What is asked:
Leave out the images; return the rest of the data exactly.

___ Task inputs ___

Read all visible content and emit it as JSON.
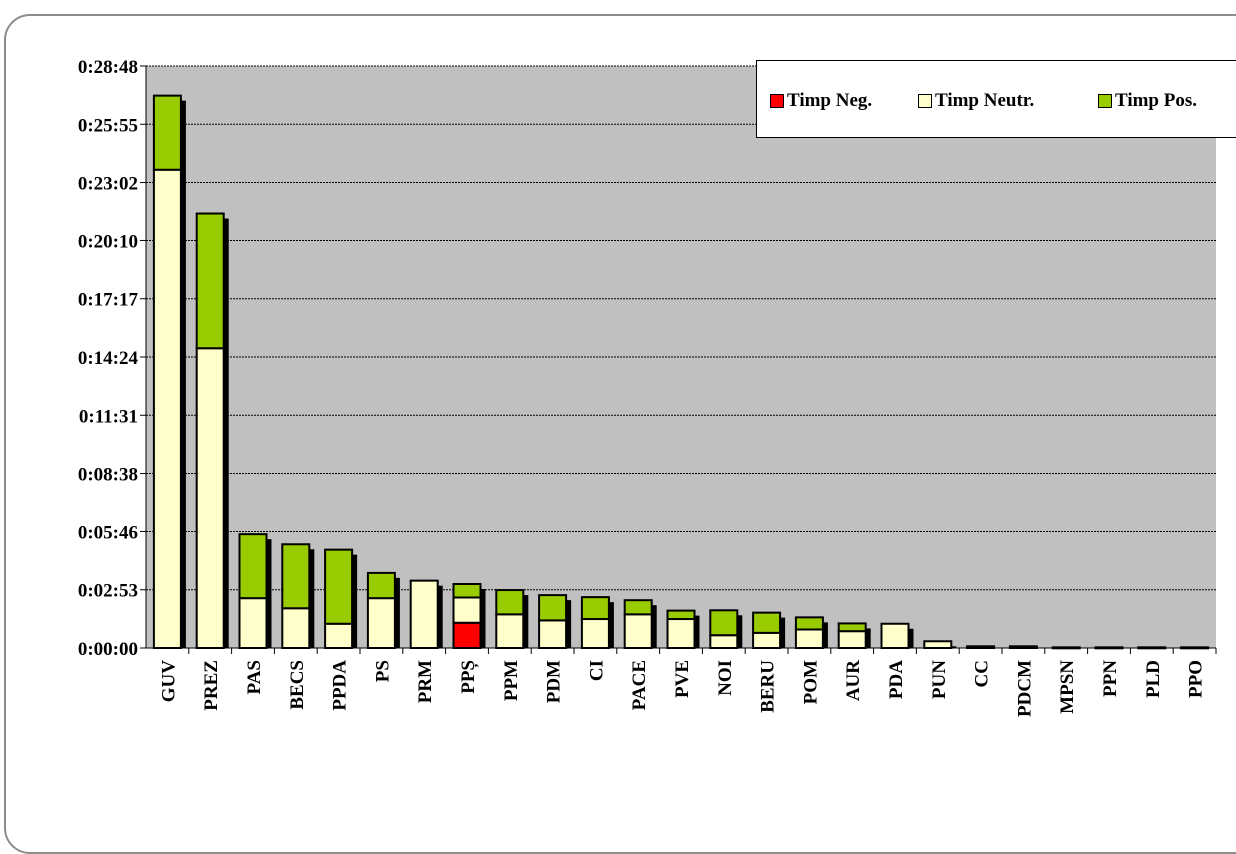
{
  "chart_data": {
    "type": "bar",
    "stacked": true,
    "ylim": [
      "0:00:00",
      "0:28:48"
    ],
    "y_ticks": [
      "0:00:00",
      "0:02:53",
      "0:05:46",
      "0:08:38",
      "0:11:31",
      "0:14:24",
      "0:17:17",
      "0:20:10",
      "0:23:02",
      "0:25:55",
      "0:28:48"
    ],
    "categories": [
      "GUV",
      "PREZ",
      "PAS",
      "BECS",
      "PPDA",
      "PS",
      "PRM",
      "PPȘ",
      "PPM",
      "PDM",
      "CI",
      "PACE",
      "PVE",
      "NOI",
      "BERU",
      "POM",
      "AUR",
      "PDA",
      "PUN",
      "CC",
      "PDCM",
      "MPSN",
      "PPN",
      "PLD",
      "PPO"
    ],
    "series": [
      {
        "name": "Timp Neg.",
        "color": "#ff0000",
        "values": [
          "0:00:00",
          "0:00:00",
          "0:00:00",
          "0:00:00",
          "0:00:00",
          "0:00:00",
          "0:00:00",
          "0:01:15",
          "0:00:00",
          "0:00:00",
          "0:00:00",
          "0:00:00",
          "0:00:00",
          "0:00:00",
          "0:00:00",
          "0:00:00",
          "0:00:00",
          "0:00:00",
          "0:00:00",
          "0:00:00",
          "0:00:00",
          "0:00:00",
          "0:00:00",
          "0:00:00",
          "0:00:00"
        ]
      },
      {
        "name": "Timp Neutr.",
        "color": "#ffffcc",
        "values": [
          "0:23:40",
          "0:14:50",
          "0:02:28",
          "0:01:58",
          "0:01:12",
          "0:02:28",
          "0:03:20",
          "0:01:15",
          "0:01:40",
          "0:01:22",
          "0:01:26",
          "0:01:40",
          "0:01:26",
          "0:00:38",
          "0:00:45",
          "0:00:55",
          "0:00:50",
          "0:01:12",
          "0:00:20",
          "0:00:05",
          "0:00:05",
          "0:00:02",
          "0:00:02",
          "0:00:02",
          "0:00:02"
        ]
      },
      {
        "name": "Timp Pos.",
        "color": "#99cc00",
        "values": [
          "0:03:40",
          "0:06:40",
          "0:03:10",
          "0:03:10",
          "0:03:40",
          "0:01:15",
          "0:00:00",
          "0:00:40",
          "0:01:12",
          "0:01:15",
          "0:01:05",
          "0:00:42",
          "0:00:25",
          "0:01:14",
          "0:01:00",
          "0:00:36",
          "0:00:23",
          "0:00:00",
          "0:00:00",
          "0:00:00",
          "0:00:00",
          "0:00:00",
          "0:00:00",
          "0:00:00",
          "0:00:00"
        ]
      }
    ],
    "grid": true,
    "legend_position": "top-right"
  }
}
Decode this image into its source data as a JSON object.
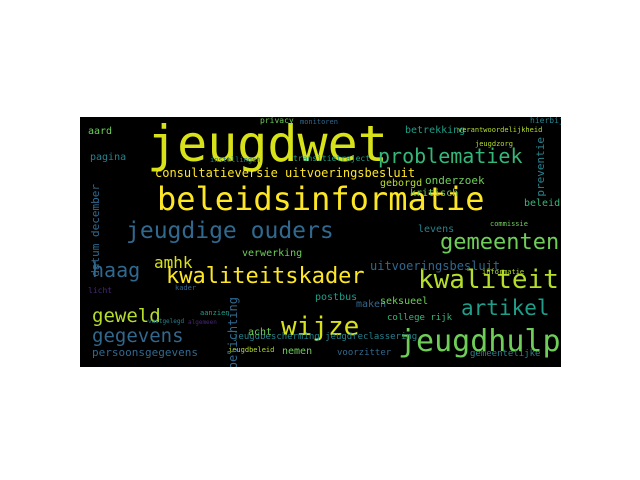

___

Response to the task:
Read all visible content and emit it as JSON.
{
  "chart_data": {
    "type": "bar",
    "stacked": true,
    "ylim": [
      "0:00:00",
      "0:28:48"
    ],
    "y_ticks": [
      "0:00:00",
      "0:02:53",
      "0:05:46",
      "0:08:38",
      "0:11:31",
      "0:14:24",
      "0:17:17",
      "0:20:10",
      "0:23:02",
      "0:25:55",
      "0:28:48"
    ],
    "categories": [
      "GUV",
      "PREZ",
      "PAS",
      "BECS",
      "PPDA",
      "PS",
      "PRM",
      "PPȘ",
      "PPM",
      "PDM",
      "CI",
      "PACE",
      "PVE",
      "NOI",
      "BERU",
      "POM",
      "AUR",
      "PDA",
      "PUN",
      "CC",
      "PDCM",
      "MPSN",
      "PPN",
      "PLD",
      "PPO"
    ],
    "series": [
      {
        "name": "Timp Neg.",
        "color": "#ff0000",
        "values": [
          "0:00:00",
          "0:00:00",
          "0:00:00",
          "0:00:00",
          "0:00:00",
          "0:00:00",
          "0:00:00",
          "0:01:15",
          "0:00:00",
          "0:00:00",
          "0:00:00",
          "0:00:00",
          "0:00:00",
          "0:00:00",
          "0:00:00",
          "0:00:00",
          "0:00:00",
          "0:00:00",
          "0:00:00",
          "0:00:00",
          "0:00:00",
          "0:00:00",
          "0:00:00",
          "0:00:00",
          "0:00:00"
        ]
      },
      {
        "name": "Timp Neutr.",
        "color": "#ffffcc",
        "values": [
          "0:23:40",
          "0:14:50",
          "0:02:28",
          "0:01:58",
          "0:01:12",
          "0:02:28",
          "0:03:20",
          "0:01:15",
          "0:01:40",
          "0:01:22",
          "0:01:26",
          "0:01:40",
          "0:01:26",
          "0:00:38",
          "0:00:45",
          "0:00:55",
          "0:00:50",
          "0:01:12",
          "0:00:20",
          "0:00:05",
          "0:00:05",
          "0:00:02",
          "0:00:02",
          "0:00:02",
          "0:00:02"
        ]
      },
      {
        "name": "Timp Pos.",
        "color": "#99cc00",
        "values": [
          "0:03:40",
          "0:06:40",
          "0:03:10",
          "0:03:10",
          "0:03:40",
          "0:01:15",
          "0:00:00",
          "0:00:40",
          "0:01:12",
          "0:01:15",
          "0:01:05",
          "0:00:42",
          "0:00:25",
          "0:01:14",
          "0:01:00",
          "0:00:36",
          "0:00:23",
          "0:00:00",
          "0:00:00",
          "0:00:00",
          "0:00:00",
          "0:00:00",
          "0:00:00",
          "0:00:00",
          "0:00:00"
        ]
      }
    ],
    "grid": true,
    "legend_position": "top-right"
  }
}
Decode this image into its source data as a JSON object.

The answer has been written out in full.